Retype the records below exactly as they appear.

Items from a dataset
**********

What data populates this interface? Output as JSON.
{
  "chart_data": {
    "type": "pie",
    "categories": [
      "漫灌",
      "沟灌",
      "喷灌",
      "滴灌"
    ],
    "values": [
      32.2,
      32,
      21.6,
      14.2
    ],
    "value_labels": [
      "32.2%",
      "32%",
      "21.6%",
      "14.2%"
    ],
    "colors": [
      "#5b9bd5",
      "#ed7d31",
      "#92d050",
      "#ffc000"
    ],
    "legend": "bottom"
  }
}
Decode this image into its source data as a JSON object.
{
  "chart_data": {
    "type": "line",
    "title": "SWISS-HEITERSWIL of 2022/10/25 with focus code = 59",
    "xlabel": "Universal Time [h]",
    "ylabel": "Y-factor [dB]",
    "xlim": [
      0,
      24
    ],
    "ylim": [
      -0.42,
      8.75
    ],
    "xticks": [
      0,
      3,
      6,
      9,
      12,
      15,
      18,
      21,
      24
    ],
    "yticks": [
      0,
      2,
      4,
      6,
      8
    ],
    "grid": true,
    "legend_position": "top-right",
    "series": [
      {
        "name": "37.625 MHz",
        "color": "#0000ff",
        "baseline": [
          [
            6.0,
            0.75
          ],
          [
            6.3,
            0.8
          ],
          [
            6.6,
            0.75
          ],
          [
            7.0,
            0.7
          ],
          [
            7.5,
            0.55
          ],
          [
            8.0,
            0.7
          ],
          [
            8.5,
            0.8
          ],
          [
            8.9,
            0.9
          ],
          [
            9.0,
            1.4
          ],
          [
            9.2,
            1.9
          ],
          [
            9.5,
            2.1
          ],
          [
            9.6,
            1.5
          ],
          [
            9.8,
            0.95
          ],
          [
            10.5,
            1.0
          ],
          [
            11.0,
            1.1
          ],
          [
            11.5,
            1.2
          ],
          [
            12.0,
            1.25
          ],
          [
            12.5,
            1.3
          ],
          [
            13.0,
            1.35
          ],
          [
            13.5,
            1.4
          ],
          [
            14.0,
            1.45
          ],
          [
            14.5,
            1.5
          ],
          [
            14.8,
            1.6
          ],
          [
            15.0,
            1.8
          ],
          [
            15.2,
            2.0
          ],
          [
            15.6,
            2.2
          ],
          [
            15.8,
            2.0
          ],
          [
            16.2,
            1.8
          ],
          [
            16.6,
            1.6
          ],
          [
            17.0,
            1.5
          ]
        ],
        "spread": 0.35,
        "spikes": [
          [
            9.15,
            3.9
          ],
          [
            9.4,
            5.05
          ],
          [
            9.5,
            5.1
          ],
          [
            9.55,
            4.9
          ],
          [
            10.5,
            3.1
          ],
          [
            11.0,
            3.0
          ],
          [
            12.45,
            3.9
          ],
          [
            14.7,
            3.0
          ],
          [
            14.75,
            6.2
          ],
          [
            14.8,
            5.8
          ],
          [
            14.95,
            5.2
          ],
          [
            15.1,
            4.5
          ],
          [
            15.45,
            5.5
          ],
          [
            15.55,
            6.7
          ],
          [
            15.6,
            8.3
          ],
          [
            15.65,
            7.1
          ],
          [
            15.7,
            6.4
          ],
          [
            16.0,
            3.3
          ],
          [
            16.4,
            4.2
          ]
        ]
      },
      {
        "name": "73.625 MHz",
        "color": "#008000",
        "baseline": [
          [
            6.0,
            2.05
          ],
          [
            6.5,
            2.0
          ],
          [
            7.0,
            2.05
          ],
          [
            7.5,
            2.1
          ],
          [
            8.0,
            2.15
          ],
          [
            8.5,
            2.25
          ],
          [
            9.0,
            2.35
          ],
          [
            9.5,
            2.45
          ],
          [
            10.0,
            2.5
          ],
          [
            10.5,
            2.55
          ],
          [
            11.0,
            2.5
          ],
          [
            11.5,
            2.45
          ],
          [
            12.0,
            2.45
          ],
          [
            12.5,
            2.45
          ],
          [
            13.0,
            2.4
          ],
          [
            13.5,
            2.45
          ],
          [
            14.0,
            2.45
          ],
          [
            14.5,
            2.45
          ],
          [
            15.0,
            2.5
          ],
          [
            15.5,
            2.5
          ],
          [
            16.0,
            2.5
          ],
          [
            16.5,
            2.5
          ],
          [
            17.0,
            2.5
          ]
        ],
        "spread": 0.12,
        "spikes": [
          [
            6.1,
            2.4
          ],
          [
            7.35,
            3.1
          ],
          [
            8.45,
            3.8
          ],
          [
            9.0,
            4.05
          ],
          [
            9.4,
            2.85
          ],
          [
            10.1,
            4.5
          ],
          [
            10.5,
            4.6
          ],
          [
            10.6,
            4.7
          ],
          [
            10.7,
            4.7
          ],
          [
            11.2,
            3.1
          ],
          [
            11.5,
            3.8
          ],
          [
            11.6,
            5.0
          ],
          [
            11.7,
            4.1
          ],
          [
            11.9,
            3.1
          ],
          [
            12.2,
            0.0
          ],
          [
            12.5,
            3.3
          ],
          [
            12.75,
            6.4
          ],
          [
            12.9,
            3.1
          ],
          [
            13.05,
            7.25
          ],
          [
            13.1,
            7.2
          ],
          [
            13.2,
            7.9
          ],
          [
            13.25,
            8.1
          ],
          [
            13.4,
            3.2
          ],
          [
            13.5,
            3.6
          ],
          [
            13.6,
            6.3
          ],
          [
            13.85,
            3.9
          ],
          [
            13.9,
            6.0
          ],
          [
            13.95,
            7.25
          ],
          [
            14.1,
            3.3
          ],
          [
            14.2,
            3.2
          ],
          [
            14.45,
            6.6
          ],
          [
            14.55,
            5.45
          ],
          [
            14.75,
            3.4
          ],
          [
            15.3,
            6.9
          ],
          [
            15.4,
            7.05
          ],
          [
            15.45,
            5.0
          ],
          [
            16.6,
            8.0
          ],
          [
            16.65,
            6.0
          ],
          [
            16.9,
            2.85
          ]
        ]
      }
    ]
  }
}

**********

OUTPUT OF THE EXERCISE |
What data populates this interface? Output as JSON.
{
  "chart_data": {
    "type": "pie",
    "categories": [
      "漫灌",
      "沟灌",
      "喷灌",
      "滴灌"
    ],
    "values": [
      32.2,
      32,
      21.6,
      14.2
    ],
    "value_labels": [
      "32.2%",
      "32%",
      "21.6%",
      "14.2%"
    ],
    "colors": [
      "#5b9bd5",
      "#ed7d31",
      "#92d050",
      "#ffc000"
    ],
    "legend": "bottom"
  }
}
Decode this image into its source data as a JSON object.
{
  "chart_data": {
    "type": "line",
    "title": "SWISS-HEITERSWIL of 2022/10/25 with focus code = 59",
    "xlabel": "Universal Time [h]",
    "ylabel": "Y-factor [dB]",
    "xlim": [
      0,
      24
    ],
    "ylim": [
      -0.42,
      8.75
    ],
    "xticks": [
      0,
      3,
      6,
      9,
      12,
      15,
      18,
      21,
      24
    ],
    "yticks": [
      0,
      2,
      4,
      6,
      8
    ],
    "grid": true,
    "legend_position": "top-right",
    "series": [
      {
        "name": "37.625 MHz",
        "color": "#0000ff",
        "baseline": [
          [
            6.0,
            0.75
          ],
          [
            6.3,
            0.8
          ],
          [
            6.6,
            0.75
          ],
          [
            7.0,
            0.7
          ],
          [
            7.5,
            0.55
          ],
          [
            8.0,
            0.7
          ],
          [
            8.5,
            0.8
          ],
          [
            8.9,
            0.9
          ],
          [
            9.0,
            1.4
          ],
          [
            9.2,
            1.9
          ],
          [
            9.5,
            2.1
          ],
          [
            9.6,
            1.5
          ],
          [
            9.8,
            0.95
          ],
          [
            10.5,
            1.0
          ],
          [
            11.0,
            1.1
          ],
          [
            11.5,
            1.2
          ],
          [
            12.0,
            1.25
          ],
          [
            12.5,
            1.3
          ],
          [
            13.0,
            1.35
          ],
          [
            13.5,
            1.4
          ],
          [
            14.0,
            1.45
          ],
          [
            14.5,
            1.5
          ],
          [
            14.8,
            1.6
          ],
          [
            15.0,
            1.8
          ],
          [
            15.2,
            2.0
          ],
          [
            15.6,
            2.2
          ],
          [
            15.8,
            2.0
          ],
          [
            16.2,
            1.8
          ],
          [
            16.6,
            1.6
          ],
          [
            17.0,
            1.5
          ]
        ],
        "spread": 0.35,
        "spikes": [
          [
            9.15,
            3.9
          ],
          [
            9.4,
            5.05
          ],
          [
            9.5,
            5.1
          ],
          [
            9.55,
            4.9
          ],
          [
            10.5,
            3.1
          ],
          [
            11.0,
            3.0
          ],
          [
            12.45,
            3.9
          ],
          [
            14.7,
            3.0
          ],
          [
            14.75,
            6.2
          ],
          [
            14.8,
            5.8
          ],
          [
            14.95,
            5.2
          ],
          [
            15.1,
            4.5
          ],
          [
            15.45,
            5.5
          ],
          [
            15.55,
            6.7
          ],
          [
            15.6,
            8.3
          ],
          [
            15.65,
            7.1
          ],
          [
            15.7,
            6.4
          ],
          [
            16.0,
            3.3
          ],
          [
            16.4,
            4.2
          ]
        ]
      },
      {
        "name": "73.625 MHz",
        "color": "#008000",
        "baseline": [
          [
            6.0,
            2.05
          ],
          [
            6.5,
            2.0
          ],
          [
            7.0,
            2.05
          ],
          [
            7.5,
            2.1
          ],
          [
            8.0,
            2.15
          ],
          [
            8.5,
            2.25
          ],
          [
            9.0,
            2.35
          ],
          [
            9.5,
            2.45
          ],
          [
            10.0,
            2.5
          ],
          [
            10.5,
            2.55
          ],
          [
            11.0,
            2.5
          ],
          [
            11.5,
            2.45
          ],
          [
            12.0,
            2.45
          ],
          [
            12.5,
            2.45
          ],
          [
            13.0,
            2.4
          ],
          [
            13.5,
            2.45
          ],
          [
            14.0,
            2.45
          ],
          [
            14.5,
            2.45
          ],
          [
            15.0,
            2.5
          ],
          [
            15.5,
            2.5
          ],
          [
            16.0,
            2.5
          ],
          [
            16.5,
            2.5
          ],
          [
            17.0,
            2.5
          ]
        ],
        "spread": 0.12,
        "spikes": [
          [
            6.1,
            2.4
          ],
          [
            7.35,
            3.1
          ],
          [
            8.45,
            3.8
          ],
          [
            9.0,
            4.05
          ],
          [
            9.4,
            2.85
          ],
          [
            10.1,
            4.5
          ],
          [
            10.5,
            4.6
          ],
          [
            10.6,
            4.7
          ],
          [
            10.7,
            4.7
          ],
          [
            11.2,
            3.1
          ],
          [
            11.5,
            3.8
          ],
          [
            11.6,
            5.0
          ],
          [
            11.7,
            4.1
          ],
          [
            11.9,
            3.1
          ],
          [
            12.2,
            0.0
          ],
          [
            12.5,
            3.3
          ],
          [
            12.75,
            6.4
          ],
          [
            12.9,
            3.1
          ],
          [
            13.05,
            7.25
          ],
          [
            13.1,
            7.2
          ],
          [
            13.2,
            7.9
          ],
          [
            13.25,
            8.1
          ],
          [
            13.4,
            3.2
          ],
          [
            13.5,
            3.6
          ],
          [
            13.6,
            6.3
          ],
          [
            13.85,
            3.9
          ],
          [
            13.9,
            6.0
          ],
          [
            13.95,
            7.25
          ],
          [
            14.1,
            3.3
          ],
          [
            14.2,
            3.2
          ],
          [
            14.45,
            6.6
          ],
          [
            14.55,
            5.45
          ],
          [
            14.75,
            3.4
          ],
          [
            15.3,
            6.9
          ],
          [
            15.4,
            7.05
          ],
          [
            15.45,
            5.0
          ],
          [
            16.6,
            8.0
          ],
          [
            16.65,
            6.0
          ],
          [
            16.9,
            2.85
          ]
        ]
      }
    ]
  }
}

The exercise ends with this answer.